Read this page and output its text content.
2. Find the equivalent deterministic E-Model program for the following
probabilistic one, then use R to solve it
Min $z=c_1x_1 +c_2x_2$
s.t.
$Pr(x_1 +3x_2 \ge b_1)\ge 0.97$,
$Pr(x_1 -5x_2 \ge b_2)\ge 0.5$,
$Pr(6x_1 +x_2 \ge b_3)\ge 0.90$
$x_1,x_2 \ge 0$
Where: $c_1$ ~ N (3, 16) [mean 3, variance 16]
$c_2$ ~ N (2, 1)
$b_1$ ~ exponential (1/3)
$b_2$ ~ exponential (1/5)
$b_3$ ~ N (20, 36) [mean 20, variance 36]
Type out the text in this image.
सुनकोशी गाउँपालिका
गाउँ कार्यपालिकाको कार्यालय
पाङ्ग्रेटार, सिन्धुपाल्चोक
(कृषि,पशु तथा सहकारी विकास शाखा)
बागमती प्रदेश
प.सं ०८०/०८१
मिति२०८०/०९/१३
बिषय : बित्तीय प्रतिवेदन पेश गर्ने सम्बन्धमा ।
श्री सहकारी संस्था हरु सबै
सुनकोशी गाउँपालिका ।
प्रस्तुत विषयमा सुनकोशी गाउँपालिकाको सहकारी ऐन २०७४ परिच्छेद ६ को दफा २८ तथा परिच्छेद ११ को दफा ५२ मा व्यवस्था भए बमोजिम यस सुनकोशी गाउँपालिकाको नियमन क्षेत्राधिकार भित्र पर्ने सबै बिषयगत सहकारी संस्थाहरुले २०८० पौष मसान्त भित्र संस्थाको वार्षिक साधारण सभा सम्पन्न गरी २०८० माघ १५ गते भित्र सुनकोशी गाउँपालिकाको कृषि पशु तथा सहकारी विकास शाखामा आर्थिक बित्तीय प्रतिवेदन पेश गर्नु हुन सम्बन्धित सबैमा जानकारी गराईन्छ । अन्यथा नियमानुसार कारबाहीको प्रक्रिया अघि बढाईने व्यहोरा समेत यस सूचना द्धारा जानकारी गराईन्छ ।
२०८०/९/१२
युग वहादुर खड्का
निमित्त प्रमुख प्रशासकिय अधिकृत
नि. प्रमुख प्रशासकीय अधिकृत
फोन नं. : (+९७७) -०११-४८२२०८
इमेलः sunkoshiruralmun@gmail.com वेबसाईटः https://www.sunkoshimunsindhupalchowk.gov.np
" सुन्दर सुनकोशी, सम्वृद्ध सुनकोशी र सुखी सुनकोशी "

-*-*-

**Task instructions**.
Show all lines from the listing above in which "text" appears.

**Worked solution**.
Read this page and output its text content.
Type out the text in this image.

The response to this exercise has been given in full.